LDA¶

LDA is given a collection of documents as input data, via the featuresCol parameter. Each document is specified as a Vector of length vocabSize, where each entry is the count for the corresponding term (word) in the document

Input¶

It takes in a DataFrame as input and performs LDA

Output¶

LDA Model is passed to the next Node for Prediction or Storing

Type¶

ml-estimator

Class¶

fire.nodes.ml.NodeLDA

Fields¶

Name	Title	Description
featuresCol	Features Column	Features column of type vectorUDT for model fitting.
k	K	The number of topics to create.
maxIter	Max Iterations	The maximum number of iterations.
optimizer	Optimizer	Optimizer or inference algorithm used to estimate the LDA model.

- - - - - - -

**Objective**
Please reproduce the LDA text above word for word, from "fire.nodes.ml.NodeLDA" to "number of iterations.".

- - - - - - -

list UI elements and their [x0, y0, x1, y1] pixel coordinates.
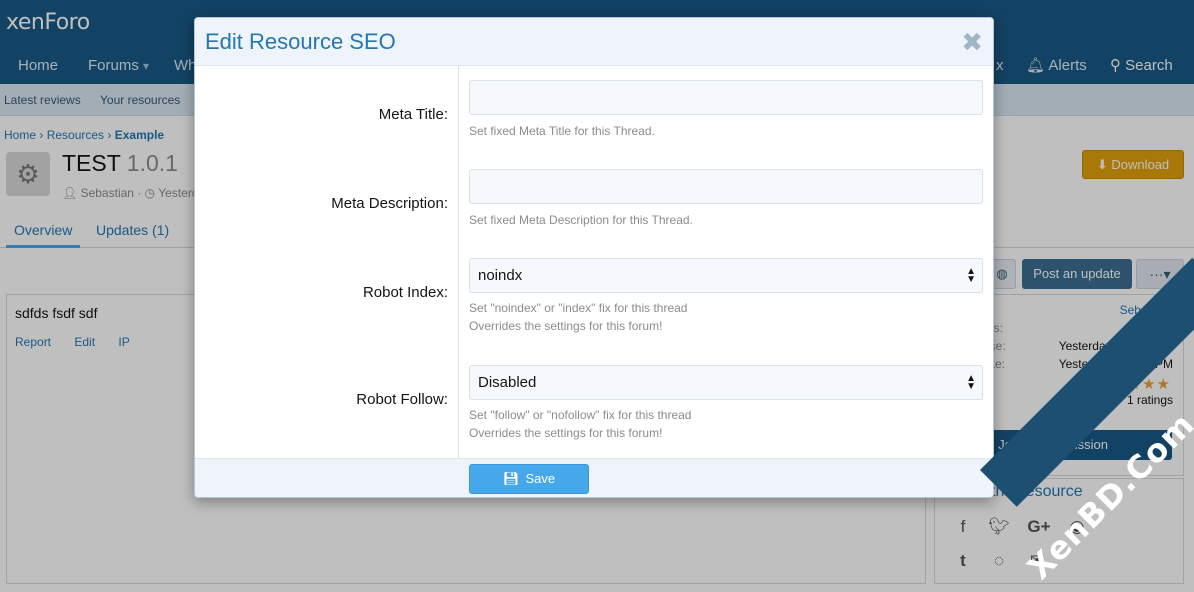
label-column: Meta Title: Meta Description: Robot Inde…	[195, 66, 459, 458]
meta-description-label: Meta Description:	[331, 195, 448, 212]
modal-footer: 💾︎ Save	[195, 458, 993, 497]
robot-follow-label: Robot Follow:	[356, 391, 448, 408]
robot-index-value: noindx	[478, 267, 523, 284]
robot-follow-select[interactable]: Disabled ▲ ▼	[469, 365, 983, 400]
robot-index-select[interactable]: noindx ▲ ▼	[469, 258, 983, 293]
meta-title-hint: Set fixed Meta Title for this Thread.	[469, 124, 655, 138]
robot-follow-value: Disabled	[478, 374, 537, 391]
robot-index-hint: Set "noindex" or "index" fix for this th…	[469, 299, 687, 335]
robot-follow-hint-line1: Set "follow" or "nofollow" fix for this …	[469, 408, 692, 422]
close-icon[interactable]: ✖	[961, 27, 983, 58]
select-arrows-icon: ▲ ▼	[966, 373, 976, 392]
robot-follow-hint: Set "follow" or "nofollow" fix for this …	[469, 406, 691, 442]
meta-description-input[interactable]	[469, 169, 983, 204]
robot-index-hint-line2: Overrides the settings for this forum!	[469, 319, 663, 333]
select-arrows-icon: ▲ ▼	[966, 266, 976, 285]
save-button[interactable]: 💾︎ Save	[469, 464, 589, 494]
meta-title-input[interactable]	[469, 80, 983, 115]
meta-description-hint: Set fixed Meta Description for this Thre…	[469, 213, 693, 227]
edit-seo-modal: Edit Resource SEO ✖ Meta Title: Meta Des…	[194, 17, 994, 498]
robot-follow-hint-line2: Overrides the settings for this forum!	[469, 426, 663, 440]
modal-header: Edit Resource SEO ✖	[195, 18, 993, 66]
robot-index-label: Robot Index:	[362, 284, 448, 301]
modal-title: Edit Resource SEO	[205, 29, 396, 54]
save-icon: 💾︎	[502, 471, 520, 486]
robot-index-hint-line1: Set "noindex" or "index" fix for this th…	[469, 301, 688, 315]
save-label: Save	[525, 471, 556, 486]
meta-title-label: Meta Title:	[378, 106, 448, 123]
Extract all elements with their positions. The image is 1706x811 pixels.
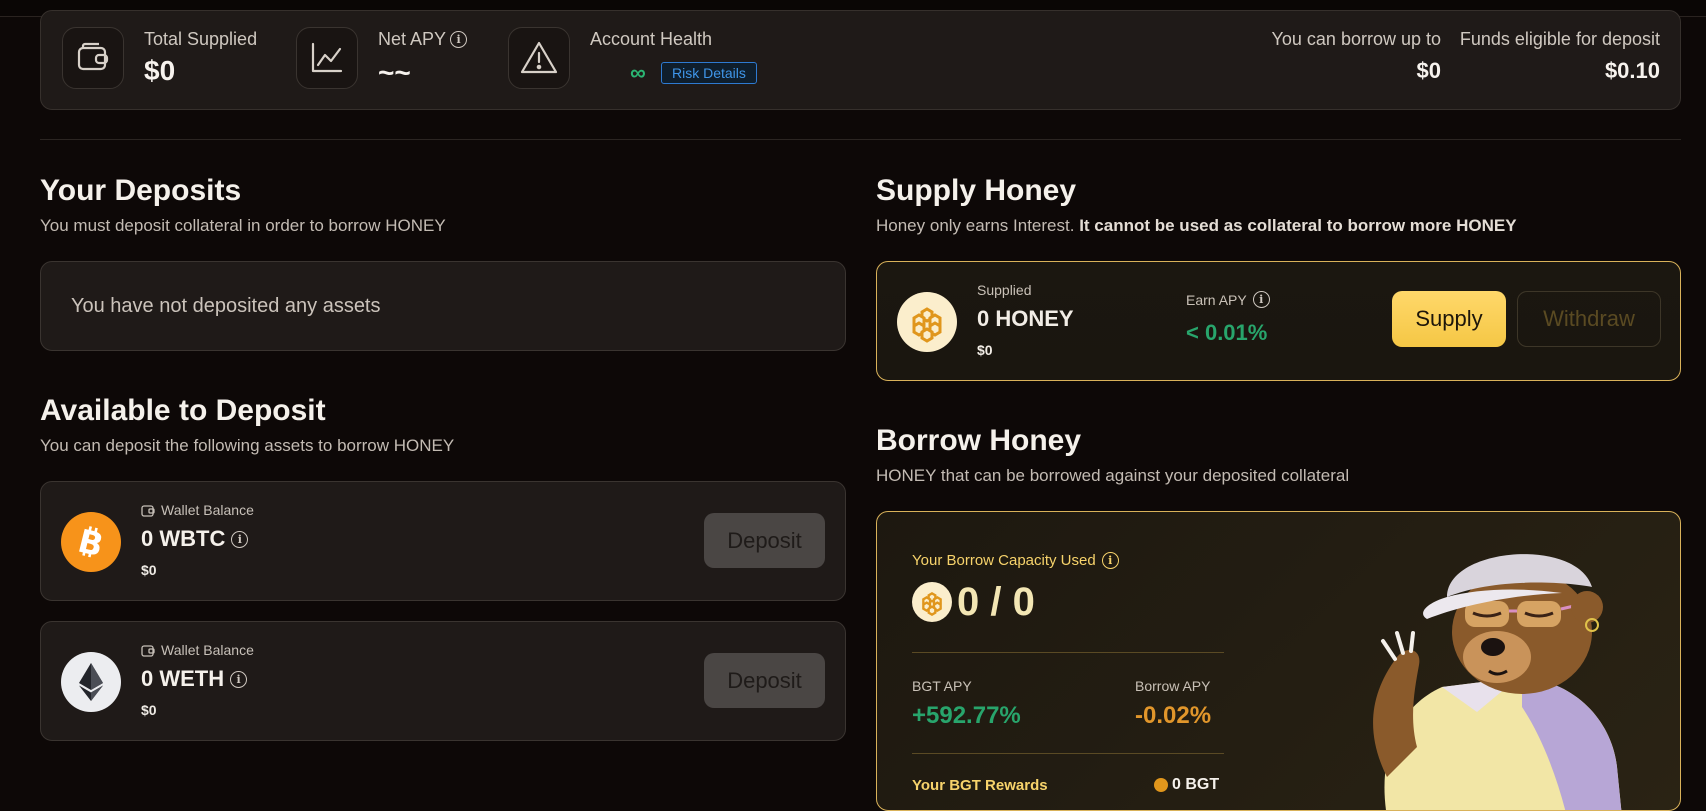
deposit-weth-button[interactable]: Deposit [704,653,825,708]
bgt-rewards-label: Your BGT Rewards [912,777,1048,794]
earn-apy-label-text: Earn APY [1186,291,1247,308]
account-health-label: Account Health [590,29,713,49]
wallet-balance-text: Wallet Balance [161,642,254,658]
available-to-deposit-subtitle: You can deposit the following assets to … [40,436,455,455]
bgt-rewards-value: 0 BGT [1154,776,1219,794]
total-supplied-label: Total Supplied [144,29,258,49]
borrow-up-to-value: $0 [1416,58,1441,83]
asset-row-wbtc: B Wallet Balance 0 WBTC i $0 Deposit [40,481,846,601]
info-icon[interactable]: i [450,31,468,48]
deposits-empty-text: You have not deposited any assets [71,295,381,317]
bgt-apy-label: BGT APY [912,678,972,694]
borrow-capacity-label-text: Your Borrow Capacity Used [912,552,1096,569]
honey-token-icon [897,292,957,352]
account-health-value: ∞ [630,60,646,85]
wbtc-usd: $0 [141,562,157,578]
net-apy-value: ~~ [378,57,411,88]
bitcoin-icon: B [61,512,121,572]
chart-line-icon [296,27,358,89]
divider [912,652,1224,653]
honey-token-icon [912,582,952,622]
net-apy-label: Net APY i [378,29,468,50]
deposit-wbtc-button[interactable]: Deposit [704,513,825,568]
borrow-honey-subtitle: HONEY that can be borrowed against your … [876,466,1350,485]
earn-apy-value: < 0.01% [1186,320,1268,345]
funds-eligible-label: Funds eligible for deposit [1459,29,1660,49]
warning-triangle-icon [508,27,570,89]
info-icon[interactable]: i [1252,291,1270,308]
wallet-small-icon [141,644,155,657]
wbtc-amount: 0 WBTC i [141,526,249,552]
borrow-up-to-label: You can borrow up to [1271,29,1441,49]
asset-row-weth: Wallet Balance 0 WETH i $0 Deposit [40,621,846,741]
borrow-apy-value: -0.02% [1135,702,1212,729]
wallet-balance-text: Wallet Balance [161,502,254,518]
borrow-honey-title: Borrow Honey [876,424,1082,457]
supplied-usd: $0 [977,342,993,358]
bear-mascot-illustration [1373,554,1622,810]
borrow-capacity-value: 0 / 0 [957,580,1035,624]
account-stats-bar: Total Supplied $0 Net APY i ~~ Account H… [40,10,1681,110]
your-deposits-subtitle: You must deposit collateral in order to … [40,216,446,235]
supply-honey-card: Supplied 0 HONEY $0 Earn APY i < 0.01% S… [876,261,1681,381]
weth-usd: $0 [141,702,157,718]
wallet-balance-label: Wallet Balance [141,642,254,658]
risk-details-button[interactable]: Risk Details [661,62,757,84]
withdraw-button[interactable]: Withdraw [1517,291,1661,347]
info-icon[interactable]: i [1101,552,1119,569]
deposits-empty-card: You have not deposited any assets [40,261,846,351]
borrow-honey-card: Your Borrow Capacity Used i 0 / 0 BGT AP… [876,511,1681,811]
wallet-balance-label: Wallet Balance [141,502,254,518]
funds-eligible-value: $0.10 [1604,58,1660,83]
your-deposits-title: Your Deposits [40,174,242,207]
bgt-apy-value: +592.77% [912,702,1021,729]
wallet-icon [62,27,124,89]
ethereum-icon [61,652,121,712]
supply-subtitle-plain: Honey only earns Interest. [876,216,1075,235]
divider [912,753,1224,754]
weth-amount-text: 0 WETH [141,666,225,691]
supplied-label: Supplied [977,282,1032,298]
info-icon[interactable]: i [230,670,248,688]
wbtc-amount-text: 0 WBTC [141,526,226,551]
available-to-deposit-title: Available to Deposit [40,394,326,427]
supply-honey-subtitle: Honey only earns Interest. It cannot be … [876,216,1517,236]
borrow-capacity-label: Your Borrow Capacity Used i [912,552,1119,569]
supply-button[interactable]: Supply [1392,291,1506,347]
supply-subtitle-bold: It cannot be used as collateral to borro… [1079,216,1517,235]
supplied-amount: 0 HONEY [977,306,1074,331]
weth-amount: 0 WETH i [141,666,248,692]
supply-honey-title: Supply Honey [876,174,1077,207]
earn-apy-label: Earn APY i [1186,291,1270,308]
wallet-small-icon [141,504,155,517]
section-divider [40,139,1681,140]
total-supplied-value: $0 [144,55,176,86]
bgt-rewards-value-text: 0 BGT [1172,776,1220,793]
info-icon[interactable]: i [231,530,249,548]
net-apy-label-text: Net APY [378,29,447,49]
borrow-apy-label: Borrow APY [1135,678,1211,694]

- - - - - - -

**Exercise result**
fire.nodes.ml.NodeLDA

Fields¶

Name	Title	Description
featuresCol	Features Column	Features column of type vectorUDT for model fitting.
k	K	The number of topics to create.
maxIter	Max Iterations	The maximum number of iterations.